Do not carry the pictures over; copy every other part of the entries exactly.

----- Extracted records

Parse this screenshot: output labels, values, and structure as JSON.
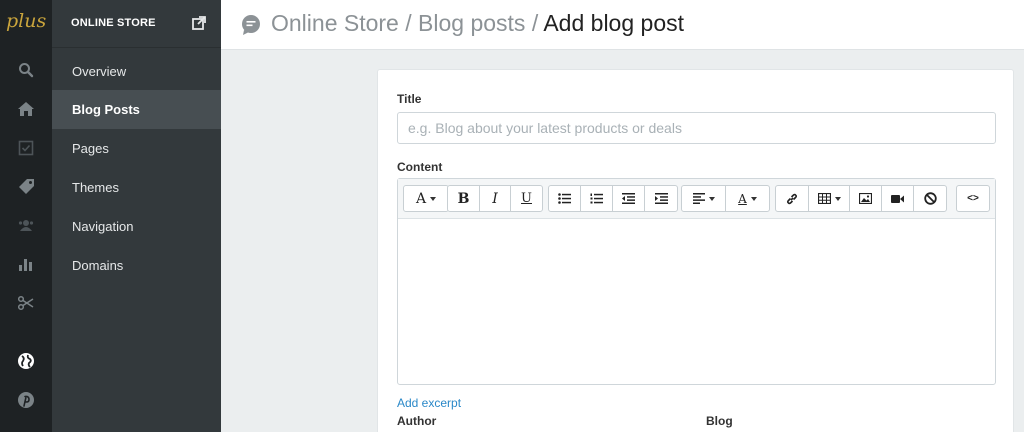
{
  "app": {
    "logo_text": "plus",
    "brand_color": "#c9a43c"
  },
  "rail": {
    "icons": [
      "search-icon",
      "home-icon",
      "orders-icon",
      "tag-icon",
      "customers-icon",
      "reports-icon",
      "discounts-icon",
      "globe-icon",
      "pinterest-icon"
    ]
  },
  "subnav": {
    "title": "ONLINE STORE",
    "items": [
      {
        "label": "Overview",
        "active": false
      },
      {
        "label": "Blog Posts",
        "active": true
      },
      {
        "label": "Pages",
        "active": false
      },
      {
        "label": "Themes",
        "active": false
      },
      {
        "label": "Navigation",
        "active": false
      },
      {
        "label": "Domains",
        "active": false
      }
    ]
  },
  "breadcrumb": {
    "part1": "Online Store",
    "sep1": " / ",
    "part2": "Blog posts",
    "sep2": " / ",
    "current": "Add blog post"
  },
  "form": {
    "title_label": "Title",
    "title_value": "",
    "title_placeholder": "e.g. Blog about your latest products or deals",
    "content_label": "Content",
    "toolbar": {
      "font_glyph": "A",
      "bold_glyph": "B",
      "italic_glyph": "I",
      "underline_glyph": "U",
      "color_glyph": "A",
      "code_glyph": "<>"
    },
    "add_excerpt": "Add excerpt",
    "author_label": "Author",
    "blog_label": "Blog"
  },
  "colors": {
    "link": "#2a88c8",
    "sidebar_dark": "#1e2224",
    "sidebar_sub": "#33393c",
    "active_item": "#474e52"
  }
}
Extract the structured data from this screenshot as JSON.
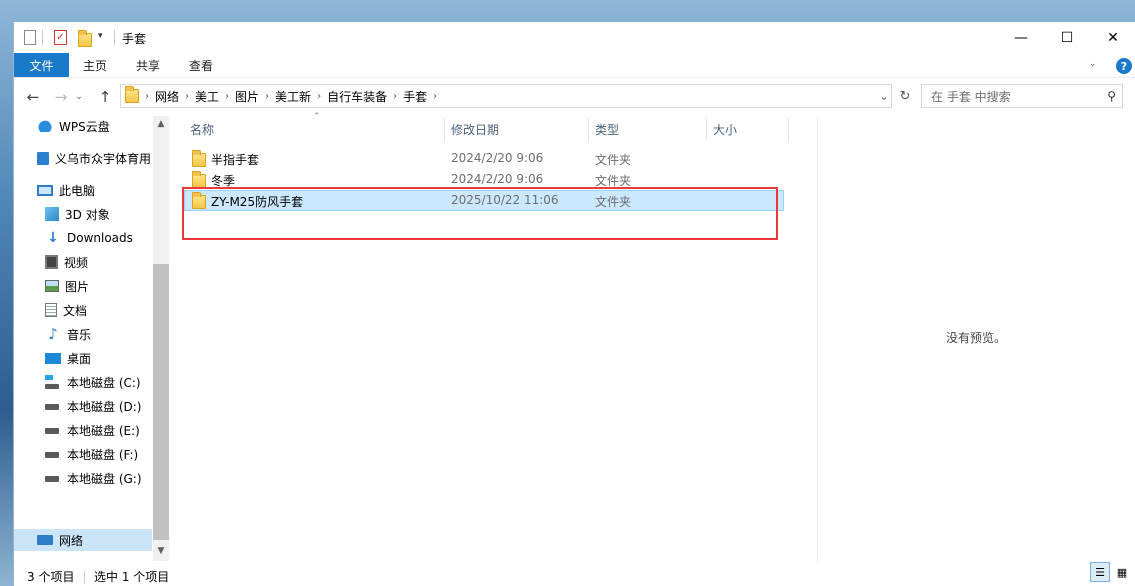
{
  "window": {
    "title": "手套",
    "controls": {
      "minimize": "—",
      "maximize": "☐",
      "close": "✕"
    }
  },
  "ribbon": {
    "tabs": [
      "文件",
      "主页",
      "共享",
      "查看"
    ],
    "help_icon": "?"
  },
  "address_bar": {
    "breadcrumbs": [
      "网络",
      "美工",
      "图片",
      "美工新",
      "自行车装备",
      "手套"
    ],
    "search_placeholder": "在 手套 中搜索"
  },
  "sidebar": {
    "items": [
      {
        "label": "WPS云盘",
        "icon": "cloud-icon"
      },
      {
        "label": "义乌市众宇体育用",
        "icon": "building-icon"
      },
      {
        "label": "此电脑",
        "icon": "computer-icon"
      },
      {
        "label": "3D 对象",
        "icon": "cube-icon"
      },
      {
        "label": "Downloads",
        "icon": "download-icon"
      },
      {
        "label": "视频",
        "icon": "video-icon"
      },
      {
        "label": "图片",
        "icon": "picture-icon"
      },
      {
        "label": "文档",
        "icon": "document-icon"
      },
      {
        "label": "音乐",
        "icon": "music-icon"
      },
      {
        "label": "桌面",
        "icon": "desktop-icon"
      },
      {
        "label": "本地磁盘 (C:)",
        "icon": "drive-icon"
      },
      {
        "label": "本地磁盘 (D:)",
        "icon": "drive-icon"
      },
      {
        "label": "本地磁盘 (E:)",
        "icon": "drive-icon"
      },
      {
        "label": "本地磁盘 (F:)",
        "icon": "drive-icon"
      },
      {
        "label": "本地磁盘 (G:)",
        "icon": "drive-icon"
      },
      {
        "label": "网络",
        "icon": "network-icon"
      }
    ],
    "selected": "网络"
  },
  "file_list": {
    "columns": [
      "名称",
      "修改日期",
      "类型",
      "大小"
    ],
    "rows": [
      {
        "name": "半指手套",
        "date": "2024/2/20 9:06",
        "type": "文件夹",
        "size": ""
      },
      {
        "name": "冬季",
        "date": "2024/2/20 9:06",
        "type": "文件夹",
        "size": ""
      },
      {
        "name": "ZY-M25防风手套",
        "date": "2025/10/22 11:06",
        "type": "文件夹",
        "size": ""
      }
    ],
    "selected_row": 2
  },
  "preview": {
    "text": "没有预览。"
  },
  "status_bar": {
    "item_count": "3 个项目",
    "selection": "选中 1 个项目"
  },
  "colors": {
    "accent": "#1979ca",
    "selection_bg": "#cce8ff",
    "highlight_box": "#e83a3a"
  }
}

----------

▶ [Solution to this task]
Parse this screenshot: output labels, values, and structure as JSON.
{
  "app": {
    "logo_text": "plus",
    "brand_color": "#c9a43c"
  },
  "rail": {
    "icons": [
      "search-icon",
      "home-icon",
      "orders-icon",
      "tag-icon",
      "customers-icon",
      "reports-icon",
      "discounts-icon",
      "globe-icon",
      "pinterest-icon"
    ]
  },
  "subnav": {
    "title": "ONLINE STORE",
    "items": [
      {
        "label": "Overview",
        "active": false
      },
      {
        "label": "Blog Posts",
        "active": true
      },
      {
        "label": "Pages",
        "active": false
      },
      {
        "label": "Themes",
        "active": false
      },
      {
        "label": "Navigation",
        "active": false
      },
      {
        "label": "Domains",
        "active": false
      }
    ]
  },
  "breadcrumb": {
    "part1": "Online Store",
    "sep1": " / ",
    "part2": "Blog posts",
    "sep2": " / ",
    "current": "Add blog post"
  },
  "form": {
    "title_label": "Title",
    "title_value": "",
    "title_placeholder": "e.g. Blog about your latest products or deals",
    "content_label": "Content",
    "toolbar": {
      "font_glyph": "A",
      "bold_glyph": "B",
      "italic_glyph": "I",
      "underline_glyph": "U",
      "color_glyph": "A",
      "code_glyph": "<>"
    },
    "add_excerpt": "Add excerpt",
    "author_label": "Author",
    "blog_label": "Blog"
  },
  "colors": {
    "link": "#2a88c8",
    "sidebar_dark": "#1e2224",
    "sidebar_sub": "#33393c",
    "active_item": "#474e52"
  }
}
Extract the structured data from this screenshot as JSON.
{
  "window": {
    "title": "手套",
    "controls": {
      "minimize": "—",
      "maximize": "☐",
      "close": "✕"
    }
  },
  "ribbon": {
    "tabs": [
      "文件",
      "主页",
      "共享",
      "查看"
    ],
    "help_icon": "?"
  },
  "address_bar": {
    "breadcrumbs": [
      "网络",
      "美工",
      "图片",
      "美工新",
      "自行车装备",
      "手套"
    ],
    "search_placeholder": "在 手套 中搜索"
  },
  "sidebar": {
    "items": [
      {
        "label": "WPS云盘",
        "icon": "cloud-icon"
      },
      {
        "label": "义乌市众宇体育用",
        "icon": "building-icon"
      },
      {
        "label": "此电脑",
        "icon": "computer-icon"
      },
      {
        "label": "3D 对象",
        "icon": "cube-icon"
      },
      {
        "label": "Downloads",
        "icon": "download-icon"
      },
      {
        "label": "视频",
        "icon": "video-icon"
      },
      {
        "label": "图片",
        "icon": "picture-icon"
      },
      {
        "label": "文档",
        "icon": "document-icon"
      },
      {
        "label": "音乐",
        "icon": "music-icon"
      },
      {
        "label": "桌面",
        "icon": "desktop-icon"
      },
      {
        "label": "本地磁盘 (C:)",
        "icon": "drive-icon"
      },
      {
        "label": "本地磁盘 (D:)",
        "icon": "drive-icon"
      },
      {
        "label": "本地磁盘 (E:)",
        "icon": "drive-icon"
      },
      {
        "label": "本地磁盘 (F:)",
        "icon": "drive-icon"
      },
      {
        "label": "本地磁盘 (G:)",
        "icon": "drive-icon"
      },
      {
        "label": "网络",
        "icon": "network-icon"
      }
    ],
    "selected": "网络"
  },
  "file_list": {
    "columns": [
      "名称",
      "修改日期",
      "类型",
      "大小"
    ],
    "rows": [
      {
        "name": "半指手套",
        "date": "2024/2/20 9:06",
        "type": "文件夹",
        "size": ""
      },
      {
        "name": "冬季",
        "date": "2024/2/20 9:06",
        "type": "文件夹",
        "size": ""
      },
      {
        "name": "ZY-M25防风手套",
        "date": "2025/10/22 11:06",
        "type": "文件夹",
        "size": ""
      }
    ],
    "selected_row": 2
  },
  "preview": {
    "text": "没有预览。"
  },
  "status_bar": {
    "item_count": "3 个项目",
    "selection": "选中 1 个项目"
  },
  "colors": {
    "accent": "#1979ca",
    "selection_bg": "#cce8ff",
    "highlight_box": "#e83a3a"
  }
}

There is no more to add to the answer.